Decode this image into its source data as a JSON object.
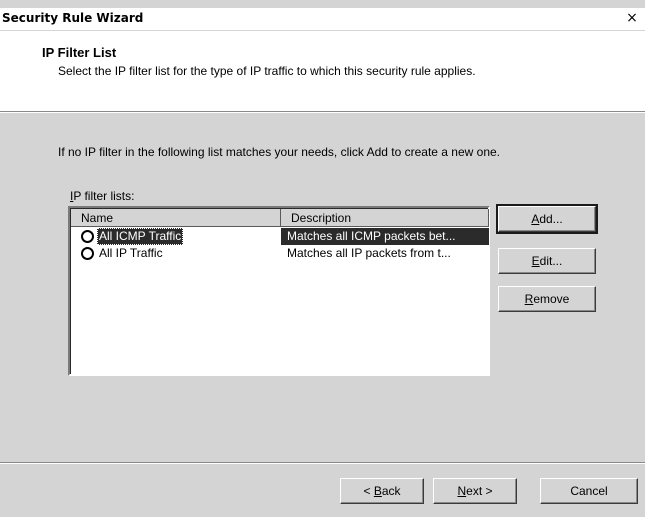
{
  "window": {
    "title": "Security Rule Wizard",
    "close_glyph": "×"
  },
  "header": {
    "title": "IP Filter List",
    "subtitle": "Select the IP filter list for the type of IP traffic to which this security rule applies."
  },
  "body": {
    "info": "If no IP filter in the following list matches your needs, click Add to create a new one.",
    "list_label_accel": "I",
    "list_label_rest": "P filter lists:"
  },
  "list": {
    "columns": [
      "Name",
      "Description"
    ],
    "rows": [
      {
        "name": "All ICMP Traffic",
        "description": "Matches all ICMP packets bet..."
      },
      {
        "name": "All IP Traffic",
        "description": "Matches all IP packets from t..."
      }
    ]
  },
  "side_buttons": {
    "add_accel": "A",
    "add_rest": "dd...",
    "edit_accel": "E",
    "edit_rest": "dit...",
    "remove_accel": "R",
    "remove_rest": "emove"
  },
  "footer": {
    "back_pre": "< ",
    "back_accel": "B",
    "back_rest": "ack",
    "next_accel": "N",
    "next_rest": "ext >",
    "cancel": "Cancel"
  }
}
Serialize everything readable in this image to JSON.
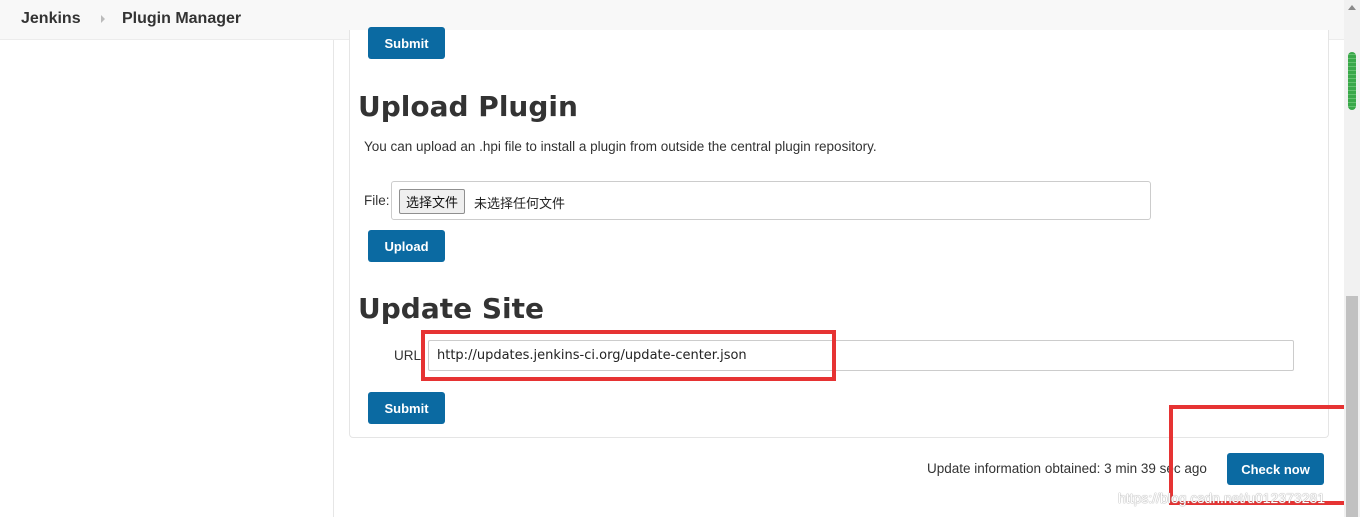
{
  "breadcrumb": {
    "items": [
      "Jenkins",
      "Plugin Manager"
    ]
  },
  "top_submit_label": "Submit",
  "upload": {
    "title": "Upload Plugin",
    "description": "You can upload an .hpi file to install a plugin from outside the central plugin repository.",
    "file_label": "File:",
    "choose_file_label": "选择文件",
    "no_file_text": "未选择任何文件",
    "upload_button": "Upload"
  },
  "update_site": {
    "title": "Update Site",
    "url_label": "URL",
    "url_value": "http://updates.jenkins-ci.org/update-center.json",
    "submit_label": "Submit"
  },
  "status": {
    "text": "Update information obtained: 3 min 39 sec ago",
    "check_now_label": "Check now"
  },
  "watermark": "https://blog.csdn.net/u012373281",
  "colors": {
    "primary_button": "#0b6aa2",
    "annotation_red": "#e63333",
    "scroll_thumb": "#3aa84a"
  }
}
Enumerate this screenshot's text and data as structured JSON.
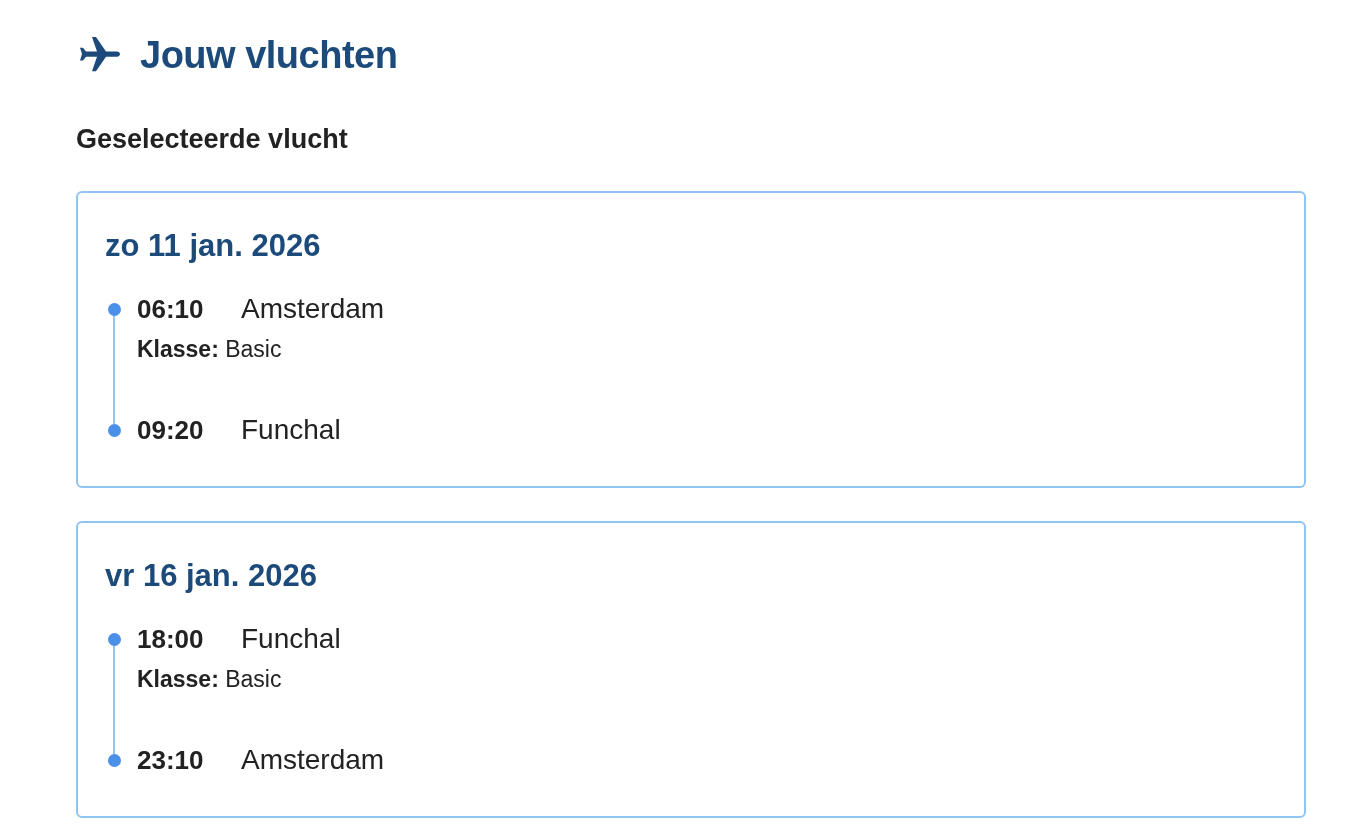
********************
→ DIRECTIVE: Within the material above, find the lines that contain the word "from"; copy them.

→ RESPONSE TO THE EXERCISE:
        "description": "Matches all IP packets from t..."
    "description": "You can upload an .hpi file to install a plugin from outside the central plugin repository.",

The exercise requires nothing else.